- [Given task]
Retype the data below without altering anything.

- [Excerpted records]
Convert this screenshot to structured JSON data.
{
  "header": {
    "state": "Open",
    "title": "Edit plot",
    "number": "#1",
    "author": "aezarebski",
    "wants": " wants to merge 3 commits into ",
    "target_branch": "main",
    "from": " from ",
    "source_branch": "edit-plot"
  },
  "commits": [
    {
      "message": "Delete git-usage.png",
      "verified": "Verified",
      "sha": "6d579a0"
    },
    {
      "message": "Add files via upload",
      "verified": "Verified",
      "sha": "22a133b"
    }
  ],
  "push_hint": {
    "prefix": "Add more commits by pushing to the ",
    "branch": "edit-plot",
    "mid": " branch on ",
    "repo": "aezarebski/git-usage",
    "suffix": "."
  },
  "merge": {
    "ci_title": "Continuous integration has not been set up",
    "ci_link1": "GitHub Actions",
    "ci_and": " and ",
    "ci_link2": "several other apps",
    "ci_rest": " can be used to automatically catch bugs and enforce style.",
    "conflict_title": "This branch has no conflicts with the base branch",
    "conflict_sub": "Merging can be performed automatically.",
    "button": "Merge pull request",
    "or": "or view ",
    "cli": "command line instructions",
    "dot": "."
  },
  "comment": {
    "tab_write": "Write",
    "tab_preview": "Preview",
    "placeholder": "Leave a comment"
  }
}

- [Finished answer]
Convert this screenshot to structured JSON data.
{
  "header": {
    "state": "Open",
    "title": "Edit plot",
    "number": "#1",
    "author": "aezarebski",
    "wants": " wants to merge 3 commits into ",
    "target_branch": "main",
    "from": " from ",
    "source_branch": "edit-plot"
  },
  "commits": [
    {
      "message": "Delete git-usage.png",
      "verified": "Verified",
      "sha": "6d579a0"
    },
    {
      "message": "Add files via upload",
      "verified": "Verified",
      "sha": "22a133b"
    }
  ],
  "push_hint": {
    "prefix": "Add more commits by pushing to the ",
    "branch": "edit-plot",
    "mid": " branch on ",
    "repo": "aezarebski/git-usage",
    "suffix": "."
  },
  "merge": {
    "ci_title": "Continuous integration has not been set up",
    "ci_link1": "GitHub Actions",
    "ci_and": " and ",
    "ci_link2": "several other apps",
    "ci_rest": " can be used to automatically catch bugs and enforce style.",
    "conflict_title": "This branch has no conflicts with the base branch",
    "conflict_sub": "Merging can be performed automatically.",
    "button": "Merge pull request",
    "or": "or view ",
    "cli": "command line instructions",
    "dot": "."
  },
  "comment": {
    "tab_write": "Write",
    "tab_preview": "Preview",
    "placeholder": "Leave a comment"
  }
}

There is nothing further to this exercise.